Stored items
'''

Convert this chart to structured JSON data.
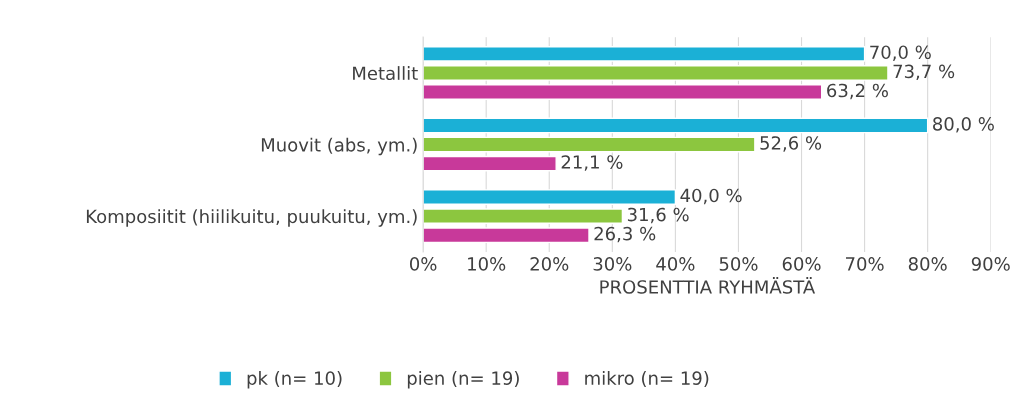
{
  "chart_data": {
    "type": "bar",
    "orientation": "horizontal",
    "xlabel": "PROSENTTIA RYHMÄSTÄ",
    "categories": [
      "Metallit",
      "Muovit (abs, ym.)",
      "Komposiitit (hiilikuitu, puukuitu, ym.)"
    ],
    "series": [
      {
        "name": "pk (n= 10)",
        "color": "#1bb0d6",
        "values": [
          70.0,
          80.0,
          40.0
        ],
        "value_labels": [
          "70,0 %",
          "80,0 %",
          "40,0 %"
        ]
      },
      {
        "name": "pien (n= 19)",
        "color": "#8cc63f",
        "values": [
          73.7,
          52.6,
          31.6
        ],
        "value_labels": [
          "73,7 %",
          "52,6 %",
          "31,6 %"
        ]
      },
      {
        "name": "mikro (n= 19)",
        "color": "#c8399a",
        "values": [
          63.2,
          21.1,
          26.3
        ],
        "value_labels": [
          "63,2 %",
          "21,1 %",
          "26,3 %"
        ]
      }
    ],
    "xlim": [
      0,
      90
    ],
    "xticks": [
      {
        "value": 0,
        "label": "0%"
      },
      {
        "value": 10,
        "label": "10%"
      },
      {
        "value": 20,
        "label": "20%"
      },
      {
        "value": 30,
        "label": "30%"
      },
      {
        "value": 40,
        "label": "40%"
      },
      {
        "value": 50,
        "label": "50%"
      },
      {
        "value": 60,
        "label": "60%"
      },
      {
        "value": 70,
        "label": "70%"
      },
      {
        "value": 80,
        "label": "80%"
      },
      {
        "value": 90,
        "label": "90%"
      }
    ],
    "grid": "x",
    "legend": "bottom"
  }
}
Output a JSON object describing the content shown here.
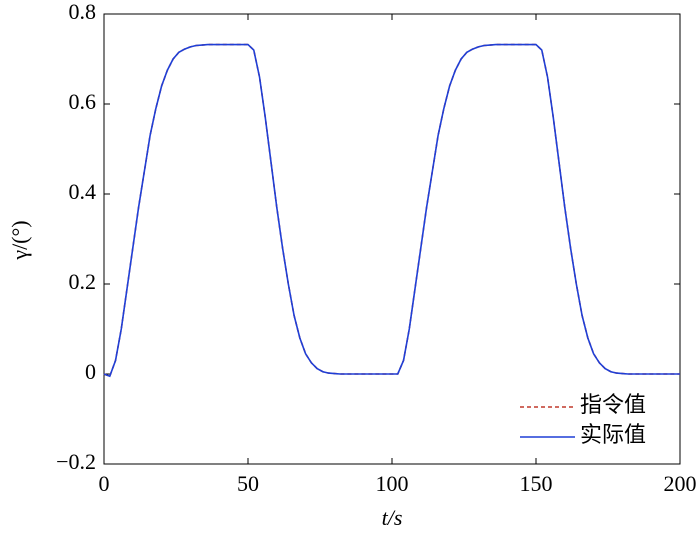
{
  "chart_data": {
    "type": "line",
    "xlabel": "t/s",
    "ylabel": "γ/(°)",
    "x": [
      0,
      2,
      4,
      6,
      8,
      10,
      12,
      14,
      16,
      18,
      20,
      22,
      24,
      26,
      28,
      30,
      32,
      34,
      36,
      38,
      40,
      42,
      44,
      46,
      48,
      50,
      52,
      54,
      56,
      58,
      60,
      62,
      64,
      66,
      68,
      70,
      72,
      74,
      76,
      78,
      80,
      82,
      84,
      86,
      88,
      90,
      92,
      94,
      96,
      98,
      100,
      102,
      104,
      106,
      108,
      110,
      112,
      114,
      116,
      118,
      120,
      122,
      124,
      126,
      128,
      130,
      132,
      134,
      136,
      138,
      140,
      142,
      144,
      146,
      148,
      150,
      152,
      154,
      156,
      158,
      160,
      162,
      164,
      166,
      168,
      170,
      172,
      174,
      176,
      178,
      180,
      182,
      184,
      186,
      188,
      190,
      192,
      194,
      196,
      198,
      200
    ],
    "series": [
      {
        "name": "指令值",
        "color": "#c0392b",
        "dashed": true,
        "values": [
          0,
          -0.005,
          0.03,
          0.1,
          0.19,
          0.28,
          0.37,
          0.45,
          0.53,
          0.59,
          0.64,
          0.675,
          0.7,
          0.715,
          0.722,
          0.727,
          0.73,
          0.731,
          0.732,
          0.732,
          0.732,
          0.732,
          0.732,
          0.732,
          0.732,
          0.732,
          0.72,
          0.66,
          0.57,
          0.47,
          0.37,
          0.28,
          0.2,
          0.13,
          0.08,
          0.045,
          0.025,
          0.012,
          0.005,
          0.002,
          0.001,
          0,
          0,
          0,
          0,
          0,
          0,
          0,
          0,
          0,
          0,
          0,
          0.03,
          0.1,
          0.19,
          0.28,
          0.37,
          0.45,
          0.53,
          0.59,
          0.64,
          0.675,
          0.7,
          0.715,
          0.722,
          0.727,
          0.73,
          0.731,
          0.732,
          0.732,
          0.732,
          0.732,
          0.732,
          0.732,
          0.732,
          0.732,
          0.72,
          0.66,
          0.57,
          0.47,
          0.37,
          0.28,
          0.2,
          0.13,
          0.08,
          0.045,
          0.025,
          0.012,
          0.005,
          0.002,
          0.001,
          0,
          0,
          0,
          0,
          0,
          0,
          0,
          0,
          0,
          0
        ]
      },
      {
        "name": "实际值",
        "color": "#1f3fd6",
        "dashed": false,
        "values": [
          0,
          -0.005,
          0.03,
          0.1,
          0.19,
          0.28,
          0.37,
          0.45,
          0.53,
          0.59,
          0.64,
          0.675,
          0.7,
          0.715,
          0.722,
          0.727,
          0.73,
          0.731,
          0.732,
          0.732,
          0.732,
          0.732,
          0.732,
          0.732,
          0.732,
          0.732,
          0.72,
          0.66,
          0.57,
          0.47,
          0.37,
          0.28,
          0.2,
          0.13,
          0.08,
          0.045,
          0.025,
          0.012,
          0.005,
          0.002,
          0.001,
          0,
          0,
          0,
          0,
          0,
          0,
          0,
          0,
          0,
          0,
          0,
          0.03,
          0.1,
          0.19,
          0.28,
          0.37,
          0.45,
          0.53,
          0.59,
          0.64,
          0.675,
          0.7,
          0.715,
          0.722,
          0.727,
          0.73,
          0.731,
          0.732,
          0.732,
          0.732,
          0.732,
          0.732,
          0.732,
          0.732,
          0.732,
          0.72,
          0.66,
          0.57,
          0.47,
          0.37,
          0.28,
          0.2,
          0.13,
          0.08,
          0.045,
          0.025,
          0.012,
          0.005,
          0.002,
          0.001,
          0,
          0,
          0,
          0,
          0,
          0,
          0,
          0,
          0,
          0
        ]
      }
    ],
    "xlim": [
      0,
      200
    ],
    "xticks": [
      0,
      50,
      100,
      150,
      200
    ],
    "ylim": [
      -0.2,
      0.8
    ],
    "yticks": [
      {
        "value": -0.2,
        "label": "−0.2"
      },
      0,
      0.2,
      0.4,
      0.6,
      0.8
    ],
    "legend": "lower right"
  }
}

'''

## WHAT YOU NEED TO DO:
Your answer should be one number: how many lines of the listing include the word "color".

## FULL SOLUTION:
5